§ Exercise aim:
Below are some records; return each one exactly.

§ Given entries:
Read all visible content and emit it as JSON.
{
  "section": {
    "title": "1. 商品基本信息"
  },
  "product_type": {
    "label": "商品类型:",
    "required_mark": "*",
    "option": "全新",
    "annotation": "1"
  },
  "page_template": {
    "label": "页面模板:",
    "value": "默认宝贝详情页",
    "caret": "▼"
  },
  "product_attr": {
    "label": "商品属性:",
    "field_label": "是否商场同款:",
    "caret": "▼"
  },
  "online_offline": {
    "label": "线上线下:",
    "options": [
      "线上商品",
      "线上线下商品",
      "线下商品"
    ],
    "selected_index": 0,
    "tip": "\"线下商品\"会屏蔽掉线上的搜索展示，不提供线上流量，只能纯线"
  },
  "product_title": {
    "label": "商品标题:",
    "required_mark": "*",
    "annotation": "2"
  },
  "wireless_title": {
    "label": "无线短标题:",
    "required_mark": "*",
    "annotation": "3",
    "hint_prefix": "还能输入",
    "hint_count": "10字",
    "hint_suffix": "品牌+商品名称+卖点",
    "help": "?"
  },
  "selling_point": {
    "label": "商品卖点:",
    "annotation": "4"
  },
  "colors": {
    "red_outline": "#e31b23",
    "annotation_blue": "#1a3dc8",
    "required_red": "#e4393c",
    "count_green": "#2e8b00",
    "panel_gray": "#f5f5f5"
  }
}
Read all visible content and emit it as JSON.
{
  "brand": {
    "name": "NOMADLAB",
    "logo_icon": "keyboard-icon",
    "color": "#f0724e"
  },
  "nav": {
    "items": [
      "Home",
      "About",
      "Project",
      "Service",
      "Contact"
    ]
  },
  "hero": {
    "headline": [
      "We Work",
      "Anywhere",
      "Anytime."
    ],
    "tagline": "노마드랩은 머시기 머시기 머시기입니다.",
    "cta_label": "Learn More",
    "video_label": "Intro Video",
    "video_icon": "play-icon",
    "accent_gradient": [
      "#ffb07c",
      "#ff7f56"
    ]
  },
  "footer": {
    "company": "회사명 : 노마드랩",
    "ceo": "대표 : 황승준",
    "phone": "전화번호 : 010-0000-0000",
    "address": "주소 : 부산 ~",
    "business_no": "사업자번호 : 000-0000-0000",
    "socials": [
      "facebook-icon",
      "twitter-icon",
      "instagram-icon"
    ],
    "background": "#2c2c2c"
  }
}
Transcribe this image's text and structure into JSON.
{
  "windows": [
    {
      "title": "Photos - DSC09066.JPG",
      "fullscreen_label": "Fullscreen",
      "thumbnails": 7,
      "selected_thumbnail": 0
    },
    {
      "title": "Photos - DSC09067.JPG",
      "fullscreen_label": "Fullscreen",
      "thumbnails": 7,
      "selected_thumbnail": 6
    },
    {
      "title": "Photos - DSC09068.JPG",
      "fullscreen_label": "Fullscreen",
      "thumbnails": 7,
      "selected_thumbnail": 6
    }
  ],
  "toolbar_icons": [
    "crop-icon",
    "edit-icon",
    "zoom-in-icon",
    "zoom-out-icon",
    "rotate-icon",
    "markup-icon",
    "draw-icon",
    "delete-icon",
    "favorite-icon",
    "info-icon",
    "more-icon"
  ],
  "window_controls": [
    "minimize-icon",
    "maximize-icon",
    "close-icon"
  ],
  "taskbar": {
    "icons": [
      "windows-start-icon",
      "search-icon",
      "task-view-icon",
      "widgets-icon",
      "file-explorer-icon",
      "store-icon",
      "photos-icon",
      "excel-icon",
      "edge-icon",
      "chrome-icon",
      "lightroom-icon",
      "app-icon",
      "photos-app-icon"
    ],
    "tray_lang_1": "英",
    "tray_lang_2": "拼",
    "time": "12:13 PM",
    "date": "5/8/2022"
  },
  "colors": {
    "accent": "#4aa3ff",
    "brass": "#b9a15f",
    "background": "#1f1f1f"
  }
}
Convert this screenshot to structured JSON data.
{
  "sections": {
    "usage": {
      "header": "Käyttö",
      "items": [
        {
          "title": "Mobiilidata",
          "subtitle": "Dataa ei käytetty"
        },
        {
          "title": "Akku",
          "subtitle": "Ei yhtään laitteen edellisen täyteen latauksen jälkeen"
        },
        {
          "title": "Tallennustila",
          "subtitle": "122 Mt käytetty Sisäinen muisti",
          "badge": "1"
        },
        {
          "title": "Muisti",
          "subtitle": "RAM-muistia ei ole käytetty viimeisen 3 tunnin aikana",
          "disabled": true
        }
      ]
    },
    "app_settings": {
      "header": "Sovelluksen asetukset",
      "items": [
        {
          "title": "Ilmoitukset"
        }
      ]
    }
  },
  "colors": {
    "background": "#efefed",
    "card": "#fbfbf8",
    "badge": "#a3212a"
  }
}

§ Task result:
Read all visible content and emit it as JSON.
{
  "section": {
    "title": "1. 商品基本信息"
  },
  "product_type": {
    "label": "商品类型:",
    "required_mark": "*",
    "option": "全新",
    "annotation": "1"
  },
  "page_template": {
    "label": "页面模板:",
    "value": "默认宝贝详情页",
    "caret": "▼"
  },
  "product_attr": {
    "label": "商品属性:",
    "field_label": "是否商场同款:",
    "caret": "▼"
  },
  "online_offline": {
    "label": "线上线下:",
    "options": [
      "线上商品",
      "线上线下商品",
      "线下商品"
    ],
    "selected_index": 0,
    "tip": "\"线下商品\"会屏蔽掉线上的搜索展示，不提供线上流量，只能纯线"
  },
  "product_title": {
    "label": "商品标题:",
    "required_mark": "*",
    "annotation": "2"
  },
  "wireless_title": {
    "label": "无线短标题:",
    "required_mark": "*",
    "annotation": "3",
    "hint_prefix": "还能输入",
    "hint_count": "10字",
    "hint_suffix": "品牌+商品名称+卖点",
    "help": "?"
  },
  "selling_point": {
    "label": "商品卖点:",
    "annotation": "4"
  },
  "colors": {
    "red_outline": "#e31b23",
    "annotation_blue": "#1a3dc8",
    "required_red": "#e4393c",
    "count_green": "#2e8b00",
    "panel_gray": "#f5f5f5"
  }
}
Read all visible content and emit it as JSON.
{
  "brand": {
    "name": "NOMADLAB",
    "logo_icon": "keyboard-icon",
    "color": "#f0724e"
  },
  "nav": {
    "items": [
      "Home",
      "About",
      "Project",
      "Service",
      "Contact"
    ]
  },
  "hero": {
    "headline": [
      "We Work",
      "Anywhere",
      "Anytime."
    ],
    "tagline": "노마드랩은 머시기 머시기 머시기입니다.",
    "cta_label": "Learn More",
    "video_label": "Intro Video",
    "video_icon": "play-icon",
    "accent_gradient": [
      "#ffb07c",
      "#ff7f56"
    ]
  },
  "footer": {
    "company": "회사명 : 노마드랩",
    "ceo": "대표 : 황승준",
    "phone": "전화번호 : 010-0000-0000",
    "address": "주소 : 부산 ~",
    "business_no": "사업자번호 : 000-0000-0000",
    "socials": [
      "facebook-icon",
      "twitter-icon",
      "instagram-icon"
    ],
    "background": "#2c2c2c"
  }
}
Transcribe this image's text and structure into JSON.
{
  "windows": [
    {
      "title": "Photos - DSC09066.JPG",
      "fullscreen_label": "Fullscreen",
      "thumbnails": 7,
      "selected_thumbnail": 0
    },
    {
      "title": "Photos - DSC09067.JPG",
      "fullscreen_label": "Fullscreen",
      "thumbnails": 7,
      "selected_thumbnail": 6
    },
    {
      "title": "Photos - DSC09068.JPG",
      "fullscreen_label": "Fullscreen",
      "thumbnails": 7,
      "selected_thumbnail": 6
    }
  ],
  "toolbar_icons": [
    "crop-icon",
    "edit-icon",
    "zoom-in-icon",
    "zoom-out-icon",
    "rotate-icon",
    "markup-icon",
    "draw-icon",
    "delete-icon",
    "favorite-icon",
    "info-icon",
    "more-icon"
  ],
  "window_controls": [
    "minimize-icon",
    "maximize-icon",
    "close-icon"
  ],
  "taskbar": {
    "icons": [
      "windows-start-icon",
      "search-icon",
      "task-view-icon",
      "widgets-icon",
      "file-explorer-icon",
      "store-icon",
      "photos-icon",
      "excel-icon",
      "edge-icon",
      "chrome-icon",
      "lightroom-icon",
      "app-icon",
      "photos-app-icon"
    ],
    "tray_lang_1": "英",
    "tray_lang_2": "拼",
    "time": "12:13 PM",
    "date": "5/8/2022"
  },
  "colors": {
    "accent": "#4aa3ff",
    "brass": "#b9a15f",
    "background": "#1f1f1f"
  }
}
Convert this screenshot to structured JSON data.
{
  "sections": {
    "usage": {
      "header": "Käyttö",
      "items": [
        {
          "title": "Mobiilidata",
          "subtitle": "Dataa ei käytetty"
        },
        {
          "title": "Akku",
          "subtitle": "Ei yhtään laitteen edellisen täyteen latauksen jälkeen"
        },
        {
          "title": "Tallennustila",
          "subtitle": "122 Mt käytetty Sisäinen muisti",
          "badge": "1"
        },
        {
          "title": "Muisti",
          "subtitle": "RAM-muistia ei ole käytetty viimeisen 3 tunnin aikana",
          "disabled": true
        }
      ]
    },
    "app_settings": {
      "header": "Sovelluksen asetukset",
      "items": [
        {
          "title": "Ilmoitukset"
        }
      ]
    }
  },
  "colors": {
    "background": "#efefed",
    "card": "#fbfbf8",
    "badge": "#a3212a"
  }
}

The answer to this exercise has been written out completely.